[START INFORMATION PROVIDED]

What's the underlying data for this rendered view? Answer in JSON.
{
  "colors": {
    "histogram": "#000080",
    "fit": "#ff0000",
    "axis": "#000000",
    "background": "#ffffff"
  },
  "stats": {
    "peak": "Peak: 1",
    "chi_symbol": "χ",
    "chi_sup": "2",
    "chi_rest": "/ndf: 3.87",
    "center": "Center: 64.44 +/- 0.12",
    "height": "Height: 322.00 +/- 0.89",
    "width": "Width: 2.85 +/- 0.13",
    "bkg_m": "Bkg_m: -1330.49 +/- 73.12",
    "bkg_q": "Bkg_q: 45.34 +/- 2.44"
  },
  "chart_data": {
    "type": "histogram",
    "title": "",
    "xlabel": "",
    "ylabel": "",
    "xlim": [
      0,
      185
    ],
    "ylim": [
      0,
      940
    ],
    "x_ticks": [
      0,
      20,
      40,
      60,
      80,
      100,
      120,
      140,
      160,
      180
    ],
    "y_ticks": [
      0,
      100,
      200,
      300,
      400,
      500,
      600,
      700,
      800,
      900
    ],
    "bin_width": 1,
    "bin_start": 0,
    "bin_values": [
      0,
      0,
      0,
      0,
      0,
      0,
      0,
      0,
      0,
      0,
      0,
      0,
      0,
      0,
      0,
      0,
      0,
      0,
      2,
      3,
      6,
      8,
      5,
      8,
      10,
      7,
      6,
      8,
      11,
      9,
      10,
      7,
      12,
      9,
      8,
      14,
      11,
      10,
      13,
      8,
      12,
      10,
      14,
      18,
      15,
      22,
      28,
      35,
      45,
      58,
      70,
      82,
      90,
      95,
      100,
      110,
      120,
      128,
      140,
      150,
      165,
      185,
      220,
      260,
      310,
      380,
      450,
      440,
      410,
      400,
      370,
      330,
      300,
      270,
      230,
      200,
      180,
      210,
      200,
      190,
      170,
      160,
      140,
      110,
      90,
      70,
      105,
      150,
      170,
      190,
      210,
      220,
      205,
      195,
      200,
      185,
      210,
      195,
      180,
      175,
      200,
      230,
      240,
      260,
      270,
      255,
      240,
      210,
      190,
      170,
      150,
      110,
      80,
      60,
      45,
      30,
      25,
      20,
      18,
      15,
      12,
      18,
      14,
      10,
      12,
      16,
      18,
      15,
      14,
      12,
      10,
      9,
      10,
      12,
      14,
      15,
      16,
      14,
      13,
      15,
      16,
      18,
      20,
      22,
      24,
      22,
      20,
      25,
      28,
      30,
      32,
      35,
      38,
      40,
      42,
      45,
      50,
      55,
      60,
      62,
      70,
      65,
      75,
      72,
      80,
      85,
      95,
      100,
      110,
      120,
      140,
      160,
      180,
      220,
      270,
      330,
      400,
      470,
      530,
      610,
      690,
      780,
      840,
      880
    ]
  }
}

[END INFORMATION PROVIDED]

(PROBLEM DETAILS):
Your task is to quote the listing above word for word.

(COMPLETED TASK):
What's the underlying data for this rendered view? Answer in JSON.
{
  "colors": {
    "histogram": "#000080",
    "fit": "#ff0000",
    "axis": "#000000",
    "background": "#ffffff"
  },
  "stats": {
    "peak": "Peak: 1",
    "chi_symbol": "χ",
    "chi_sup": "2",
    "chi_rest": "/ndf: 3.87",
    "center": "Center: 64.44 +/- 0.12",
    "height": "Height: 322.00 +/- 0.89",
    "width": "Width: 2.85 +/- 0.13",
    "bkg_m": "Bkg_m: -1330.49 +/- 73.12",
    "bkg_q": "Bkg_q: 45.34 +/- 2.44"
  },
  "chart_data": {
    "type": "histogram",
    "title": "",
    "xlabel": "",
    "ylabel": "",
    "xlim": [
      0,
      185
    ],
    "ylim": [
      0,
      940
    ],
    "x_ticks": [
      0,
      20,
      40,
      60,
      80,
      100,
      120,
      140,
      160,
      180
    ],
    "y_ticks": [
      0,
      100,
      200,
      300,
      400,
      500,
      600,
      700,
      800,
      900
    ],
    "bin_width": 1,
    "bin_start": 0,
    "bin_values": [
      0,
      0,
      0,
      0,
      0,
      0,
      0,
      0,
      0,
      0,
      0,
      0,
      0,
      0,
      0,
      0,
      0,
      0,
      2,
      3,
      6,
      8,
      5,
      8,
      10,
      7,
      6,
      8,
      11,
      9,
      10,
      7,
      12,
      9,
      8,
      14,
      11,
      10,
      13,
      8,
      12,
      10,
      14,
      18,
      15,
      22,
      28,
      35,
      45,
      58,
      70,
      82,
      90,
      95,
      100,
      110,
      120,
      128,
      140,
      150,
      165,
      185,
      220,
      260,
      310,
      380,
      450,
      440,
      410,
      400,
      370,
      330,
      300,
      270,
      230,
      200,
      180,
      210,
      200,
      190,
      170,
      160,
      140,
      110,
      90,
      70,
      105,
      150,
      170,
      190,
      210,
      220,
      205,
      195,
      200,
      185,
      210,
      195,
      180,
      175,
      200,
      230,
      240,
      260,
      270,
      255,
      240,
      210,
      190,
      170,
      150,
      110,
      80,
      60,
      45,
      30,
      25,
      20,
      18,
      15,
      12,
      18,
      14,
      10,
      12,
      16,
      18,
      15,
      14,
      12,
      10,
      9,
      10,
      12,
      14,
      15,
      16,
      14,
      13,
      15,
      16,
      18,
      20,
      22,
      24,
      22,
      20,
      25,
      28,
      30,
      32,
      35,
      38,
      40,
      42,
      45,
      50,
      55,
      60,
      62,
      70,
      65,
      75,
      72,
      80,
      85,
      95,
      100,
      110,
      120,
      140,
      160,
      180,
      220,
      270,
      330,
      400,
      470,
      530,
      610,
      690,
      780,
      840,
      880
    ]
  }
}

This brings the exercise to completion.